---------- RECORDS SUPPLIED

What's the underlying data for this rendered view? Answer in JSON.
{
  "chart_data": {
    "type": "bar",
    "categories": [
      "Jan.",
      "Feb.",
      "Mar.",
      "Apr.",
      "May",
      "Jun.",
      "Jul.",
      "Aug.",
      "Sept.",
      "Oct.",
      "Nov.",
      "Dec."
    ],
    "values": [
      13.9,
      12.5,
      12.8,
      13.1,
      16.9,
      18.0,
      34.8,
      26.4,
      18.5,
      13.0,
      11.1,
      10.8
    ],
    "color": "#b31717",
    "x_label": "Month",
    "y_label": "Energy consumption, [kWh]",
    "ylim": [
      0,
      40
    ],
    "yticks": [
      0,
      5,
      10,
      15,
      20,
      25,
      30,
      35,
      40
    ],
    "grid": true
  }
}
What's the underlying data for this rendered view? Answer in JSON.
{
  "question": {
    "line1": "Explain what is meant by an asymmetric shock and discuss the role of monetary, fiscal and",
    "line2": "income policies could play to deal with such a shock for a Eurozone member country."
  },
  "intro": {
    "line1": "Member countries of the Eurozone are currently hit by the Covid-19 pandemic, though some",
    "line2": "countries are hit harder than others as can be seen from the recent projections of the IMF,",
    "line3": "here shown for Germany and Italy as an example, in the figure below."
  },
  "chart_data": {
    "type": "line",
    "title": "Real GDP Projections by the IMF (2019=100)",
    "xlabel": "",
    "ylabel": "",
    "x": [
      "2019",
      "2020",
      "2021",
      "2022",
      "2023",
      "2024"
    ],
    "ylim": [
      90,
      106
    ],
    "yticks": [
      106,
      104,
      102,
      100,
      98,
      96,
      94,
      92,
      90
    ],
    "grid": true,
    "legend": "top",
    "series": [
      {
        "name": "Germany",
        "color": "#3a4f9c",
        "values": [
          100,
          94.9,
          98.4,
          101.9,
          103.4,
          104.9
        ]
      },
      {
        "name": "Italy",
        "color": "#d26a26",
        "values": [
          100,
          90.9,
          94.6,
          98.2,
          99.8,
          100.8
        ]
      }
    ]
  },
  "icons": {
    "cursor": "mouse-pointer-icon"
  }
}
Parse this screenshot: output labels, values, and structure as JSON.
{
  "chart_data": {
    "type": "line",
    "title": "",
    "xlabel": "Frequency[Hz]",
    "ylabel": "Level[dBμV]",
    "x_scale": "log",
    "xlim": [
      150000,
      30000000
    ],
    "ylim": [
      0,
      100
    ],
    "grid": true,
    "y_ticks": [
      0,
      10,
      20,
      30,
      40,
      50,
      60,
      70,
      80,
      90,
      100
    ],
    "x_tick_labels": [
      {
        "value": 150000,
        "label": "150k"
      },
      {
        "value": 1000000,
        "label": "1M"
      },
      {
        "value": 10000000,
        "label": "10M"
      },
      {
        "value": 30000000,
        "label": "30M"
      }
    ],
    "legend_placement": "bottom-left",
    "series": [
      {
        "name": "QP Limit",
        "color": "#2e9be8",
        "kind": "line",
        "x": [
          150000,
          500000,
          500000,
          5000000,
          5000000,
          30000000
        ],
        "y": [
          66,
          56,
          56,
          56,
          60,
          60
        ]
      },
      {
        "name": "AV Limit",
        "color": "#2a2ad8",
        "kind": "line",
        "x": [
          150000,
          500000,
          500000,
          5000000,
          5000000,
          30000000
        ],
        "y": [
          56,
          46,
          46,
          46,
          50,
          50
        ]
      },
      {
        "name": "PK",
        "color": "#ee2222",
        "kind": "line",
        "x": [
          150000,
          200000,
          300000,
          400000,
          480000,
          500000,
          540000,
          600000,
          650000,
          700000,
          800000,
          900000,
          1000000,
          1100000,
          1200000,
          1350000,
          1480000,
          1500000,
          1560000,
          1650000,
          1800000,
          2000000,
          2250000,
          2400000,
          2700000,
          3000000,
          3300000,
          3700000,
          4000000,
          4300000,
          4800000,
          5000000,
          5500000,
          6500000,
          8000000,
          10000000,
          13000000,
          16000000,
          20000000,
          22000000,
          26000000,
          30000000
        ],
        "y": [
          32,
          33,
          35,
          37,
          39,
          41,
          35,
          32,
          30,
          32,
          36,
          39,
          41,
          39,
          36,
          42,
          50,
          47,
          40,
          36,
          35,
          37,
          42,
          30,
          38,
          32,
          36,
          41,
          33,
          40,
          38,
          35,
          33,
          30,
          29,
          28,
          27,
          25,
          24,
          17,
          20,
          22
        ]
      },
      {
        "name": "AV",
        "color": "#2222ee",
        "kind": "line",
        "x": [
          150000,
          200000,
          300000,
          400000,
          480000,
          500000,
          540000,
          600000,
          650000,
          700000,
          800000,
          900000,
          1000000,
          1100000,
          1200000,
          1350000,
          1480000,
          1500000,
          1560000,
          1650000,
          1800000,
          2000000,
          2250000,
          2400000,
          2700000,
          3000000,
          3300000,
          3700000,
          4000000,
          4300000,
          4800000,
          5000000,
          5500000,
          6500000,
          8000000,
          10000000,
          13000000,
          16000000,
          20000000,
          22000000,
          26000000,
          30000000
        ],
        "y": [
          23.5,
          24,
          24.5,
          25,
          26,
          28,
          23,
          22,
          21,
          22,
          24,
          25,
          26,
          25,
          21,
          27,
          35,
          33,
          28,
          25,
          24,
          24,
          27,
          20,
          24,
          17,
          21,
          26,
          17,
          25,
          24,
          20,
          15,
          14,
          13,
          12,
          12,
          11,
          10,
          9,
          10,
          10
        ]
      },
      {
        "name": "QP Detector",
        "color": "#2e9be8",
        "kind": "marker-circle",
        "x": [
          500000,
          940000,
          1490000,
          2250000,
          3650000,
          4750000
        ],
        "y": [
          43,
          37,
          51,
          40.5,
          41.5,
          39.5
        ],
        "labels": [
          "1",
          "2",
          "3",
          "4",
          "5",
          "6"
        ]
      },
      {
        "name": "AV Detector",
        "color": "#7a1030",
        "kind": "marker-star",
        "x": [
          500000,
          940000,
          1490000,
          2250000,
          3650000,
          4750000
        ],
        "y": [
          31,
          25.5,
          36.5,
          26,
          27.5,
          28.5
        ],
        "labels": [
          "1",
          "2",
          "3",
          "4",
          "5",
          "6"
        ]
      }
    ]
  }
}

--------------------

■ EXERCISE PROMPT ■
From the entries above, copy out every line where the string "values" appears.

■ WORKED ANSWER ■
    "values": [
        "values": [
        "values": [
Parse this screenshot: output labels, values, and structure as JSON.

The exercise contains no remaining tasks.